Directions :: Make an exact copy of the records, with the pictures left out.

* * * *

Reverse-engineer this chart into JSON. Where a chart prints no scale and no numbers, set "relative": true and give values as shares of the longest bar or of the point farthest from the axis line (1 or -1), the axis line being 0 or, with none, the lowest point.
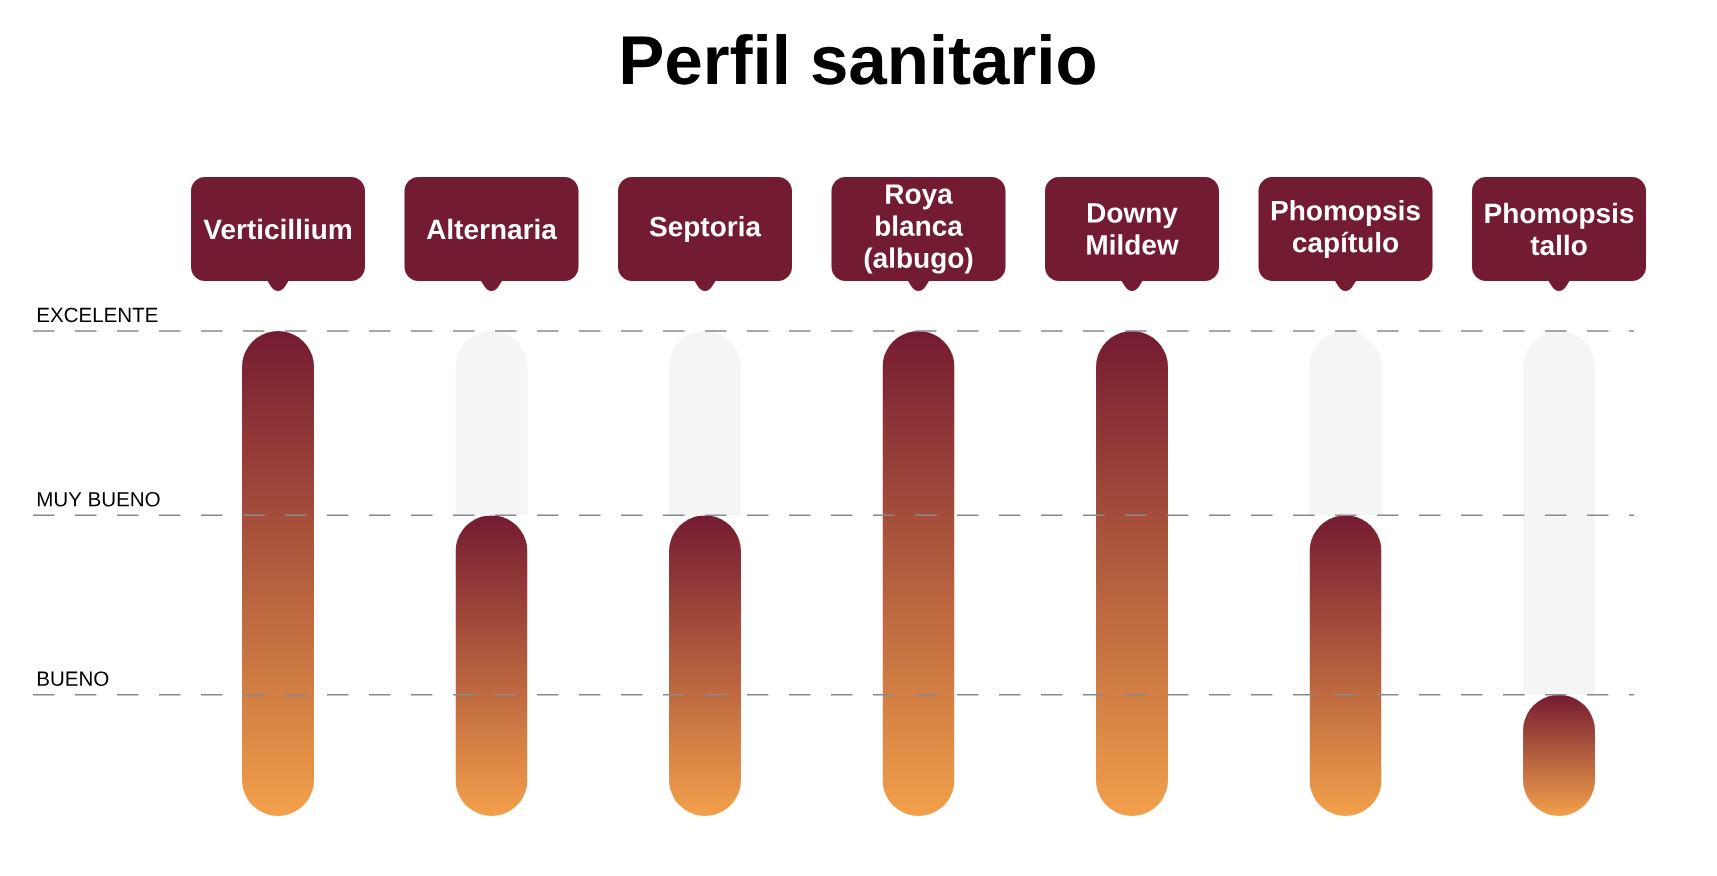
{
  "chart_data": {
    "type": "bar",
    "title": "Perfil sanitario",
    "categories": [
      "Verticillium",
      "Alternaria",
      "Septoria",
      "Roya blanca (albugo)",
      "Downy Mildew",
      "Phomopsis capítulo",
      "Phomopsis tallo"
    ],
    "stacked": true,
    "relative": true,
    "series": [
      {
        "color": "#741b31",
        "values": [
          1,
          0.62,
          0.62,
          1,
          1,
          0.62,
          0.25
        ]
      },
      {
        "color": "#f5f5f5",
        "values": [
          null,
          0.38,
          0.38,
          null,
          null,
          0.38,
          0.75
        ]
      }
    ],
    "ref_lines": [
      {
        "axis": "y",
        "value": 1,
        "label": "EXCELENTE",
        "color": "#8a8a8a",
        "line_style": "dashed"
      },
      {
        "axis": "y",
        "value": 0.62,
        "label": "MUY BUENO",
        "color": "#8a8a8a",
        "line_style": "dashed"
      },
      {
        "axis": "y",
        "value": 0.25,
        "label": "BUENO",
        "color": "#8a8a8a",
        "line_style": "dashed"
      }
    ]
  }
}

* * * *

Solution to the exercise ::
Reverse-engineer this chart into JSON. Where a chart prints no scale and no numbers, set "relative": true and give values as shares of the longest bar or of the point farthest from the axis line (1 or -1), the axis line being 0 or, with none, the lowest point.
{
  "chart_data": {
    "type": "bar",
    "title": "Perfil sanitario",
    "categories": [
      "Verticillium",
      "Alternaria",
      "Septoria",
      "Roya blanca (albugo)",
      "Downy Mildew",
      "Phomopsis capítulo",
      "Phomopsis tallo"
    ],
    "stacked": true,
    "relative": true,
    "series": [
      {
        "color": "#741b31",
        "values": [
          1,
          0.62,
          0.62,
          1,
          1,
          0.62,
          0.25
        ]
      },
      {
        "color": "#f5f5f5",
        "values": [
          null,
          0.38,
          0.38,
          null,
          null,
          0.38,
          0.75
        ]
      }
    ],
    "ref_lines": [
      {
        "axis": "y",
        "value": 1,
        "label": "EXCELENTE",
        "color": "#8a8a8a",
        "line_style": "dashed"
      },
      {
        "axis": "y",
        "value": 0.62,
        "label": "MUY BUENO",
        "color": "#8a8a8a",
        "line_style": "dashed"
      },
      {
        "axis": "y",
        "value": 0.25,
        "label": "BUENO",
        "color": "#8a8a8a",
        "line_style": "dashed"
      }
    ]
  }
}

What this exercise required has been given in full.